==== Source material
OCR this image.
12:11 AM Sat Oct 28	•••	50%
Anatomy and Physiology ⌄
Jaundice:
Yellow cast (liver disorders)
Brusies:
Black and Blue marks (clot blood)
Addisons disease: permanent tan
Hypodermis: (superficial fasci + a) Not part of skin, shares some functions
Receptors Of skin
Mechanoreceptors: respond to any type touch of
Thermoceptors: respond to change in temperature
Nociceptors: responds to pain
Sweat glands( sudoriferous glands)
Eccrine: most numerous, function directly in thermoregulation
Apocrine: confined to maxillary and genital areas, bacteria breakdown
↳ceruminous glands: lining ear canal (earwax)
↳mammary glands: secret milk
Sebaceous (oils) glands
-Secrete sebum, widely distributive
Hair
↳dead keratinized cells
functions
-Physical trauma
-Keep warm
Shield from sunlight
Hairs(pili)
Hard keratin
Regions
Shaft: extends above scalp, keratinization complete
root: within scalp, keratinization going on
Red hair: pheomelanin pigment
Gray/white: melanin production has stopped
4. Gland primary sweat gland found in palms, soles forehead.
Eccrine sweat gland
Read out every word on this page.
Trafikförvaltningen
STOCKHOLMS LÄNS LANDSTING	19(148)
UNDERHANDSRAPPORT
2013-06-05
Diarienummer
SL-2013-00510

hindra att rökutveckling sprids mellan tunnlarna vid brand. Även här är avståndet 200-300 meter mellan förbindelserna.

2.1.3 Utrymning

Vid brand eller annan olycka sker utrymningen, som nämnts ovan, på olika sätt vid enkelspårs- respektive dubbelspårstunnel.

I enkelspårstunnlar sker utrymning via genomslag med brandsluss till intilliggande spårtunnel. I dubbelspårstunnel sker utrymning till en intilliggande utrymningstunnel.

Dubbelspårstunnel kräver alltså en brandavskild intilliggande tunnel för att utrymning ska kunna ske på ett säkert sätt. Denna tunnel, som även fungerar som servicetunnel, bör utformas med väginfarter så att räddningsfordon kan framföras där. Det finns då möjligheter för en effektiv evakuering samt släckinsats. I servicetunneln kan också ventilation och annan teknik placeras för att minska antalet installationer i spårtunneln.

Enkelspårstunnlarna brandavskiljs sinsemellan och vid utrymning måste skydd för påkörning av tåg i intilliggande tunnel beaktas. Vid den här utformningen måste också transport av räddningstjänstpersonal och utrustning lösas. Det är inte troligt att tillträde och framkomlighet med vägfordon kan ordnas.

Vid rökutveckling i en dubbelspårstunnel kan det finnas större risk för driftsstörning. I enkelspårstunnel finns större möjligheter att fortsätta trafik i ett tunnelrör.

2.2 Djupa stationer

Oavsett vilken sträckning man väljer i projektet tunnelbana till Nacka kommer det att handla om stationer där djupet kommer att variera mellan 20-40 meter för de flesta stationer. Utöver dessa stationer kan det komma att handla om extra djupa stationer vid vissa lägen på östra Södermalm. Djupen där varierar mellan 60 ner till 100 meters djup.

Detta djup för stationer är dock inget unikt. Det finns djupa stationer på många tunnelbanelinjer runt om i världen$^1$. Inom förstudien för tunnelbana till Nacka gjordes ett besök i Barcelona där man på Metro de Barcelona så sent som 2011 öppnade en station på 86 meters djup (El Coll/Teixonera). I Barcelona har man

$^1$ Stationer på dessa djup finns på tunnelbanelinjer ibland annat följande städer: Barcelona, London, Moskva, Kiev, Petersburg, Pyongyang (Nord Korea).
========
Description of the task: Give back the material in full, word for word.

Task result:
OCR this image.
12:11 AM Sat Oct 28	•••	50%
Anatomy and Physiology ⌄
Jaundice:
Yellow cast (liver disorders)
Brusies:
Black and Blue marks (clot blood)
Addisons disease: permanent tan
Hypodermis: (superficial fasci + a) Not part of skin, shares some functions
Receptors Of skin
Mechanoreceptors: respond to any type touch of
Thermoceptors: respond to change in temperature
Nociceptors: responds to pain
Sweat glands( sudoriferous glands)
Eccrine: most numerous, function directly in thermoregulation
Apocrine: confined to maxillary and genital areas, bacteria breakdown
↳ceruminous glands: lining ear canal (earwax)
↳mammary glands: secret milk
Sebaceous (oils) glands
-Secrete sebum, widely distributive
Hair
↳dead keratinized cells
functions
-Physical trauma
-Keep warm
Shield from sunlight
Hairs(pili)
Hard keratin
Regions
Shaft: extends above scalp, keratinization complete
root: within scalp, keratinization going on
Red hair: pheomelanin pigment
Gray/white: melanin production has stopped
4. Gland primary sweat gland found in palms, soles forehead.
Eccrine sweat gland
Read out every word on this page.
Trafikförvaltningen
STOCKHOLMS LÄNS LANDSTING	19(148)
UNDERHANDSRAPPORT
2013-06-05
Diarienummer
SL-2013-00510

hindra att rökutveckling sprids mellan tunnlarna vid brand. Även här är avståndet 200-300 meter mellan förbindelserna.

2.1.3 Utrymning

Vid brand eller annan olycka sker utrymningen, som nämnts ovan, på olika sätt vid enkelspårs- respektive dubbelspårstunnel.

I enkelspårstunnlar sker utrymning via genomslag med brandsluss till intilliggande spårtunnel. I dubbelspårstunnel sker utrymning till en intilliggande utrymningstunnel.

Dubbelspårstunnel kräver alltså en brandavskild intilliggande tunnel för att utrymning ska kunna ske på ett säkert sätt. Denna tunnel, som även fungerar som servicetunnel, bör utformas med väginfarter så att räddningsfordon kan framföras där. Det finns då möjligheter för en effektiv evakuering samt släckinsats. I servicetunneln kan också ventilation och annan teknik placeras för att minska antalet installationer i spårtunneln.

Enkelspårstunnlarna brandavskiljs sinsemellan och vid utrymning måste skydd för påkörning av tåg i intilliggande tunnel beaktas. Vid den här utformningen måste också transport av räddningstjänstpersonal och utrustning lösas. Det är inte troligt att tillträde och framkomlighet med vägfordon kan ordnas.

Vid rökutveckling i en dubbelspårstunnel kan det finnas större risk för driftsstörning. I enkelspårstunnel finns större möjligheter att fortsätta trafik i ett tunnelrör.

2.2 Djupa stationer

Oavsett vilken sträckning man väljer i projektet tunnelbana till Nacka kommer det att handla om stationer där djupet kommer att variera mellan 20-40 meter för de flesta stationer. Utöver dessa stationer kan det komma att handla om extra djupa stationer vid vissa lägen på östra Södermalm. Djupen där varierar mellan 60 ner till 100 meters djup.

Detta djup för stationer är dock inget unikt. Det finns djupa stationer på många tunnelbanelinjer runt om i världen$^1$. Inom förstudien för tunnelbana till Nacka gjordes ett besök i Barcelona där man på Metro de Barcelona så sent som 2011 öppnade en station på 86 meters djup (El Coll/Teixonera). I Barcelona har man

$^1$ Stationer på dessa djup finns på tunnelbanelinjer ibland annat följande städer: Barcelona, London, Moskva, Kiev, Petersburg, Pyongyang (Nord Korea).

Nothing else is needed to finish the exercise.